---- Exercise input

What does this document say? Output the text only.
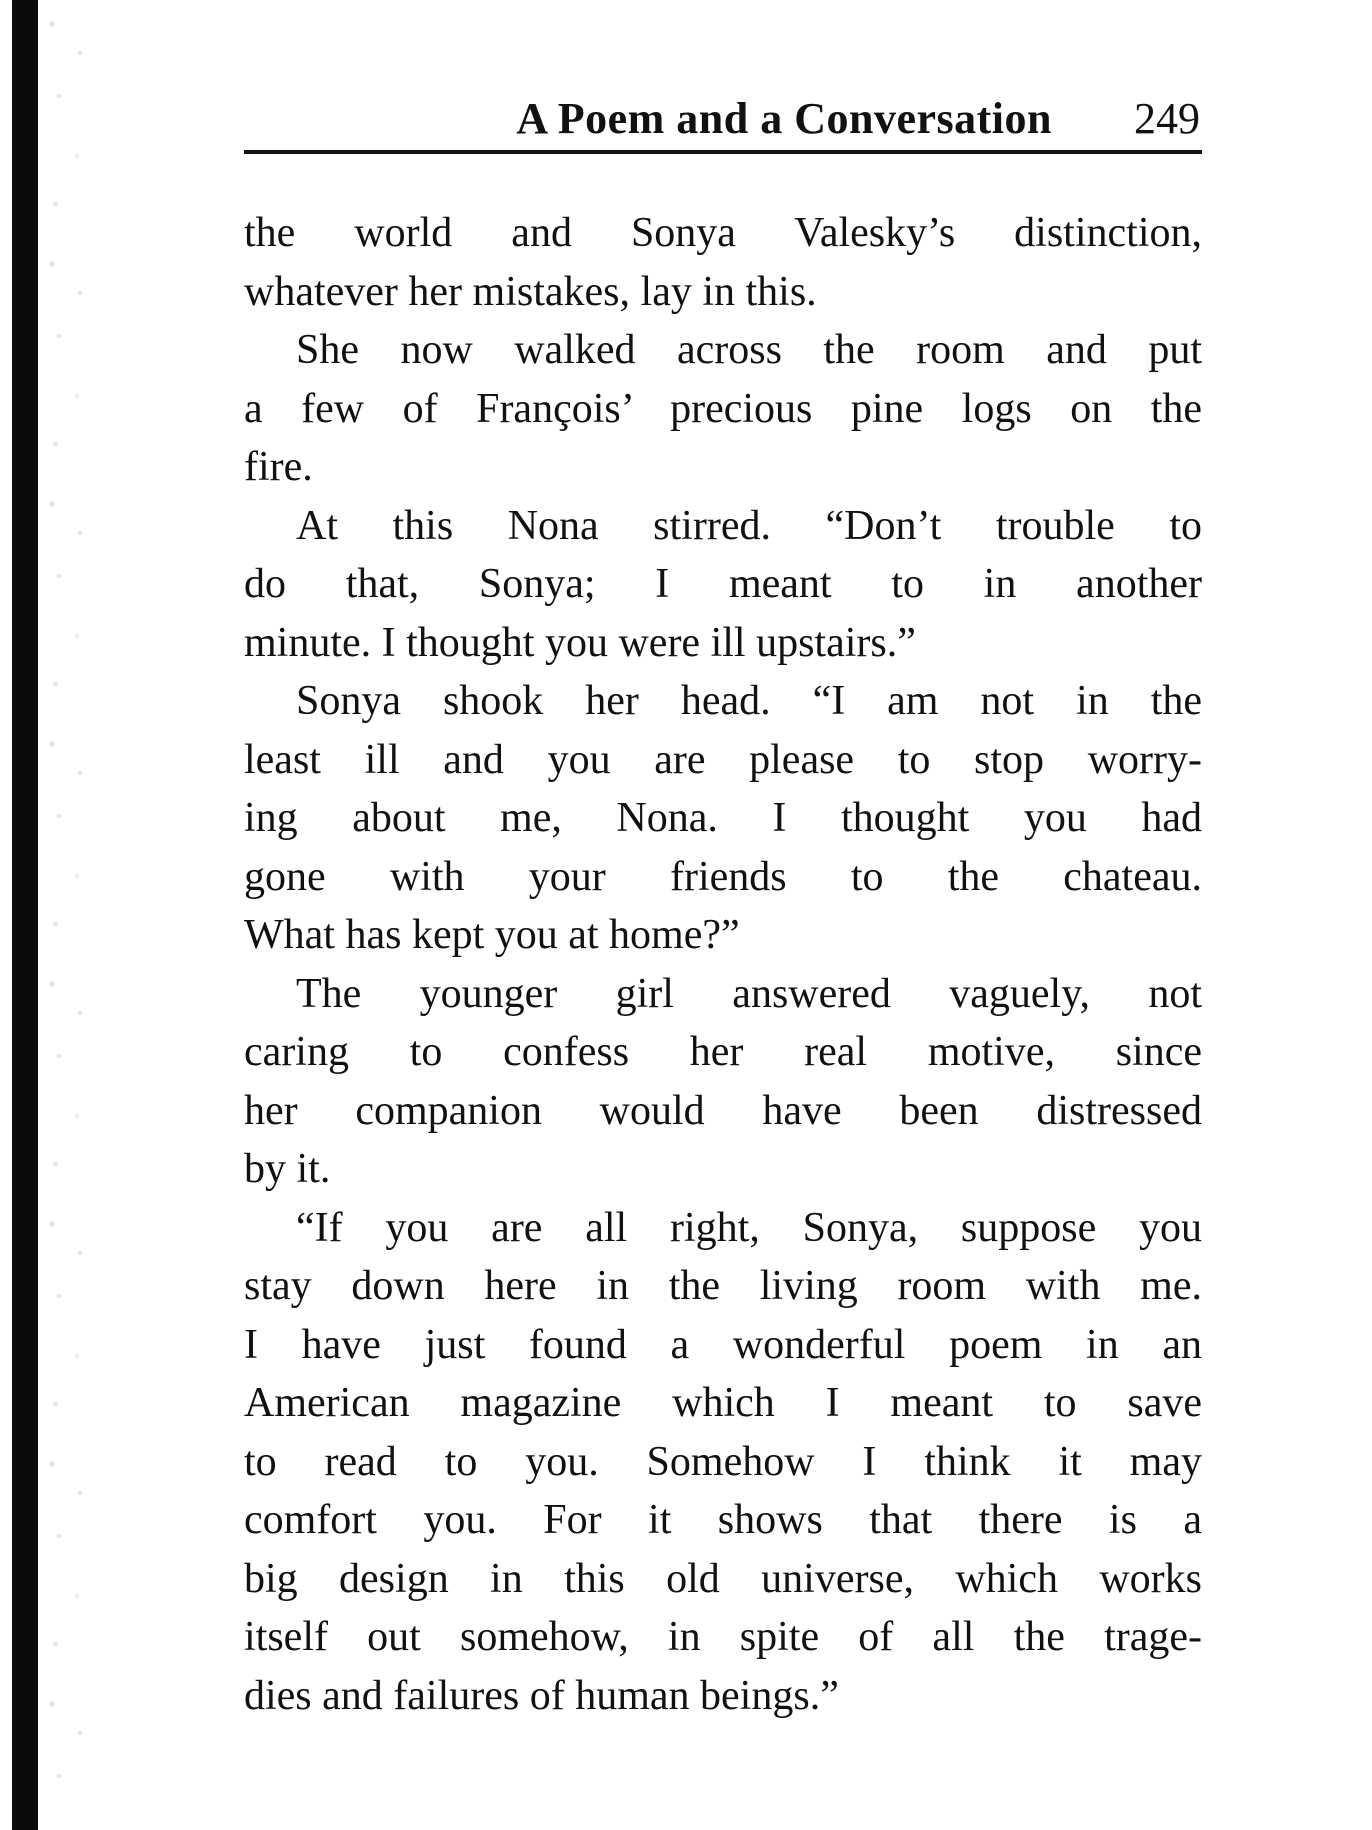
A Poem and a Conversation 249

the world and Sonya Valesky’s distinction,
whatever her mistakes, lay in this.

She now walked across the room and put
a few of François’ precious pine logs on the
fire.

At this Nona stirred. “Don’t trouble to
do that, Sonya; I meant to in another
minute. I thought you were ill upstairs.”

Sonya shook her head. “I am not in the
least ill and you are please to stop worry-
ing about me, Nona. I thought you had
gone with your friends to the chateau.
What has kept you at home?”

The younger girl answered vaguely, not
caring to confess her real motive, since
her companion would have been distressed
by it.

“If you are all right, Sonya, suppose you
stay down here in the living room with me.
I have just found a wonderful poem in an
American magazine which I meant to save
to read to you. Somehow I think it may
comfort you. For it shows that there is a
big design in this old universe, which works
itself out somehow, in spite of all the trage-
dies and failures of human beings.”
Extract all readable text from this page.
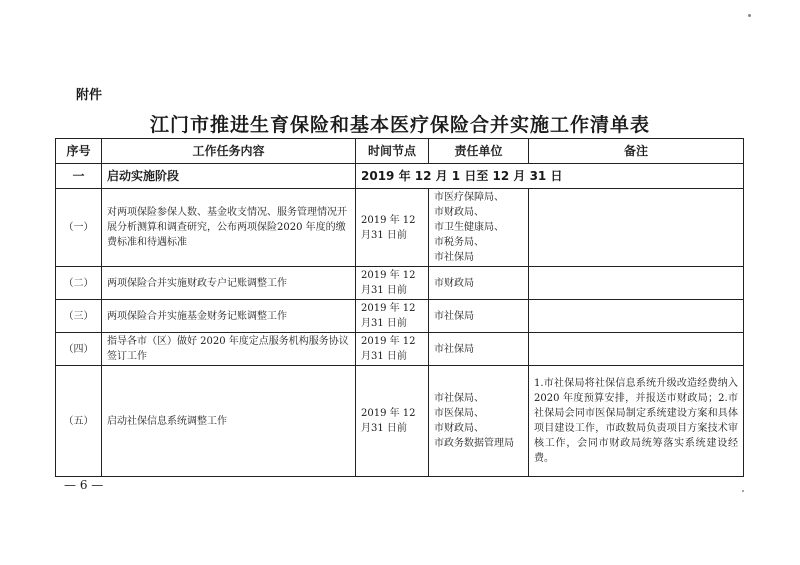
附件
江门市推进生育保险和基本医疗保险合并实施工作清单表
序号	工作任务内容	时间节点	责任单位	备注
一	启动实施阶段	2019 年 12 月 1 日至 12 月 31 日		
（一）	对两项保险参保人数、基金收支情况、服务管理情况开展分析测算和调查研究，公布两项保险2020 年度的缴费标准和待遇标准	2019 年 12 月31 日前	市医疗保障局、
市财政局、
市卫生健康局、
市税务局、
市社保局	

（二）	两项保险合并实施财政专户记账调整工作	2019 年 12 月31 日前	市财政局	

（三）	两项保险合并实施基金财务记账调整工作	2019 年 12 月31 日前	市社保局	

（四）	指导各市（区）做好 2020 年度定点服务机构服务协议签订工作	2019 年 12 月31 日前	市社保局	

（五）	启动社保信息系统调整工作	2019 年 12 月31 日前	市社保局、
市医保局、
市财政局、
市政务数据管理局	1.市社保局将社保信息系统升级改造经费纳入 2020 年度预算安排，并报送市财政局；2.市社保局会同市医保局制定系统建设方案和具体项目建设工作，市政数局负责项目方案技术审核工作，会同市财政局统筹落实系统建设经费。
— 6 —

--------

# What to do:
Make an exact copy of every record, pictures excluded.

# Reply:
What does this document say? Output the text only.
A Poem and a Conversation 249

the world and Sonya Valesky’s distinction,
whatever her mistakes, lay in this.

She now walked across the room and put
a few of François’ precious pine logs on the
fire.

At this Nona stirred. “Don’t trouble to
do that, Sonya; I meant to in another
minute. I thought you were ill upstairs.”

Sonya shook her head. “I am not in the
least ill and you are please to stop worry-
ing about me, Nona. I thought you had
gone with your friends to the chateau.
What has kept you at home?”

The younger girl answered vaguely, not
caring to confess her real motive, since
her companion would have been distressed
by it.

“If you are all right, Sonya, suppose you
stay down here in the living room with me.
I have just found a wonderful poem in an
American magazine which I meant to save
to read to you. Somehow I think it may
comfort you. For it shows that there is a
big design in this old universe, which works
itself out somehow, in spite of all the trage-
dies and failures of human beings.”
Extract all readable text from this page.
附件
江门市推进生育保险和基本医疗保险合并实施工作清单表
序号	工作任务内容	时间节点	责任单位	备注
一	启动实施阶段	2019 年 12 月 1 日至 12 月 31 日		
（一）	对两项保险参保人数、基金收支情况、服务管理情况开展分析测算和调查研究，公布两项保险2020 年度的缴费标准和待遇标准	2019 年 12 月31 日前	市医疗保障局、
市财政局、
市卫生健康局、
市税务局、
市社保局	

（二）	两项保险合并实施财政专户记账调整工作	2019 年 12 月31 日前	市财政局	

（三）	两项保险合并实施基金财务记账调整工作	2019 年 12 月31 日前	市社保局	

（四）	指导各市（区）做好 2020 年度定点服务机构服务协议签订工作	2019 年 12 月31 日前	市社保局	

（五）	启动社保信息系统调整工作	2019 年 12 月31 日前	市社保局、
市医保局、
市财政局、
市政务数据管理局	1.市社保局将社保信息系统升级改造经费纳入 2020 年度预算安排，并报送市财政局；2.市社保局会同市医保局制定系统建设方案和具体项目建设工作，市政数局负责项目方案技术审核工作，会同市财政局统筹落实系统建设经费。
— 6 —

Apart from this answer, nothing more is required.